Restate each of the lines below word for word and drop every picture.
***** Data provided *****
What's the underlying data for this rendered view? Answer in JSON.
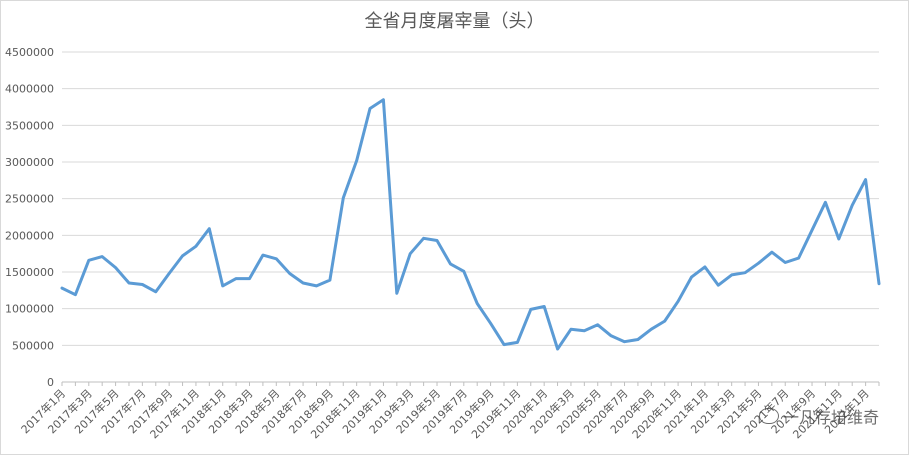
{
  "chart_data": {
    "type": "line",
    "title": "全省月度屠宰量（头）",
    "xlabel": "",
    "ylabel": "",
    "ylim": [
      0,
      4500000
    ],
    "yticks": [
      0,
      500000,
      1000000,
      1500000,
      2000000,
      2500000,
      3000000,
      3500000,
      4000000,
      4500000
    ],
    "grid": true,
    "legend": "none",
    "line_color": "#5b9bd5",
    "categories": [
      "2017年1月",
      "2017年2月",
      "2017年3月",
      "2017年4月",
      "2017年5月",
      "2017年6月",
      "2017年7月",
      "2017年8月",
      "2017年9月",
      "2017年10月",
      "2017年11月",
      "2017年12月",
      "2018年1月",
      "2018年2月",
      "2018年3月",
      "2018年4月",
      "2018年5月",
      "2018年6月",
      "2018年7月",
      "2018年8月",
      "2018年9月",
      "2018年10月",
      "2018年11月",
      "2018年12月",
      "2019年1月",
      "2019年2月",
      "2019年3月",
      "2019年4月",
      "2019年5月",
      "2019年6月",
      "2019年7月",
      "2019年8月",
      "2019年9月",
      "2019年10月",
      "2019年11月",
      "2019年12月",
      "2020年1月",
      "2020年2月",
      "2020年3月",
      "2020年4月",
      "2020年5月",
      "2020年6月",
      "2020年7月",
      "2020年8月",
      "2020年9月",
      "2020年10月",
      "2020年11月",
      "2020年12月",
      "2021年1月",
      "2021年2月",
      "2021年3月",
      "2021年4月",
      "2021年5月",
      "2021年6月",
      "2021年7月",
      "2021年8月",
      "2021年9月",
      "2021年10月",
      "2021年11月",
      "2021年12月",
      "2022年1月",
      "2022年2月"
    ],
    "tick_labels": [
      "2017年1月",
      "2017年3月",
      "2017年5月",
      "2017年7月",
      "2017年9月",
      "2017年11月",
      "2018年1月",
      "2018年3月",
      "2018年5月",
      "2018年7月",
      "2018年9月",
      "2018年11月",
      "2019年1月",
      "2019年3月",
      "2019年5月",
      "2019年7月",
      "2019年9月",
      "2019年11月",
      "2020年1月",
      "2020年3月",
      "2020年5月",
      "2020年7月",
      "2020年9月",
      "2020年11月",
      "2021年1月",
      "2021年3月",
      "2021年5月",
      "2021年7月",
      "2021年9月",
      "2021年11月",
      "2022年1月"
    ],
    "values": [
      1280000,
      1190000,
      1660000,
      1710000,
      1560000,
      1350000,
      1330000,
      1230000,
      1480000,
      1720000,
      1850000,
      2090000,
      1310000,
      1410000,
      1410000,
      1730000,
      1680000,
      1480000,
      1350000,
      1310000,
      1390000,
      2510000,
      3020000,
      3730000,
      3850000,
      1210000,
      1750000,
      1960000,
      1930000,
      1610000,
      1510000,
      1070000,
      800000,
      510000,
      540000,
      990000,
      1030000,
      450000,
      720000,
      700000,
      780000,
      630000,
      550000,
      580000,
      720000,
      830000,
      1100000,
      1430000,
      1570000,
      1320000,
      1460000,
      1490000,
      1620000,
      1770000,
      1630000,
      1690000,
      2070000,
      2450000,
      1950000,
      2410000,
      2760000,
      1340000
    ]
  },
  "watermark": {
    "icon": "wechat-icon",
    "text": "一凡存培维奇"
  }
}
*****
- Solution to the exercise:
What's the underlying data for this rendered view? Answer in JSON.
{
  "chart_data": {
    "type": "line",
    "title": "全省月度屠宰量（头）",
    "xlabel": "",
    "ylabel": "",
    "ylim": [
      0,
      4500000
    ],
    "yticks": [
      0,
      500000,
      1000000,
      1500000,
      2000000,
      2500000,
      3000000,
      3500000,
      4000000,
      4500000
    ],
    "grid": true,
    "legend": "none",
    "line_color": "#5b9bd5",
    "categories": [
      "2017年1月",
      "2017年2月",
      "2017年3月",
      "2017年4月",
      "2017年5月",
      "2017年6月",
      "2017年7月",
      "2017年8月",
      "2017年9月",
      "2017年10月",
      "2017年11月",
      "2017年12月",
      "2018年1月",
      "2018年2月",
      "2018年3月",
      "2018年4月",
      "2018年5月",
      "2018年6月",
      "2018年7月",
      "2018年8月",
      "2018年9月",
      "2018年10月",
      "2018年11月",
      "2018年12月",
      "2019年1月",
      "2019年2月",
      "2019年3月",
      "2019年4月",
      "2019年5月",
      "2019年6月",
      "2019年7月",
      "2019年8月",
      "2019年9月",
      "2019年10月",
      "2019年11月",
      "2019年12月",
      "2020年1月",
      "2020年2月",
      "2020年3月",
      "2020年4月",
      "2020年5月",
      "2020年6月",
      "2020年7月",
      "2020年8月",
      "2020年9月",
      "2020年10月",
      "2020年11月",
      "2020年12月",
      "2021年1月",
      "2021年2月",
      "2021年3月",
      "2021年4月",
      "2021年5月",
      "2021年6月",
      "2021年7月",
      "2021年8月",
      "2021年9月",
      "2021年10月",
      "2021年11月",
      "2021年12月",
      "2022年1月",
      "2022年2月"
    ],
    "tick_labels": [
      "2017年1月",
      "2017年3月",
      "2017年5月",
      "2017年7月",
      "2017年9月",
      "2017年11月",
      "2018年1月",
      "2018年3月",
      "2018年5月",
      "2018年7月",
      "2018年9月",
      "2018年11月",
      "2019年1月",
      "2019年3月",
      "2019年5月",
      "2019年7月",
      "2019年9月",
      "2019年11月",
      "2020年1月",
      "2020年3月",
      "2020年5月",
      "2020年7月",
      "2020年9月",
      "2020年11月",
      "2021年1月",
      "2021年3月",
      "2021年5月",
      "2021年7月",
      "2021年9月",
      "2021年11月",
      "2022年1月"
    ],
    "values": [
      1280000,
      1190000,
      1660000,
      1710000,
      1560000,
      1350000,
      1330000,
      1230000,
      1480000,
      1720000,
      1850000,
      2090000,
      1310000,
      1410000,
      1410000,
      1730000,
      1680000,
      1480000,
      1350000,
      1310000,
      1390000,
      2510000,
      3020000,
      3730000,
      3850000,
      1210000,
      1750000,
      1960000,
      1930000,
      1610000,
      1510000,
      1070000,
      800000,
      510000,
      540000,
      990000,
      1030000,
      450000,
      720000,
      700000,
      780000,
      630000,
      550000,
      580000,
      720000,
      830000,
      1100000,
      1430000,
      1570000,
      1320000,
      1460000,
      1490000,
      1620000,
      1770000,
      1630000,
      1690000,
      2070000,
      2450000,
      1950000,
      2410000,
      2760000,
      1340000
    ]
  },
  "watermark": {
    "icon": "wechat-icon",
    "text": "一凡存培维奇"
  }
}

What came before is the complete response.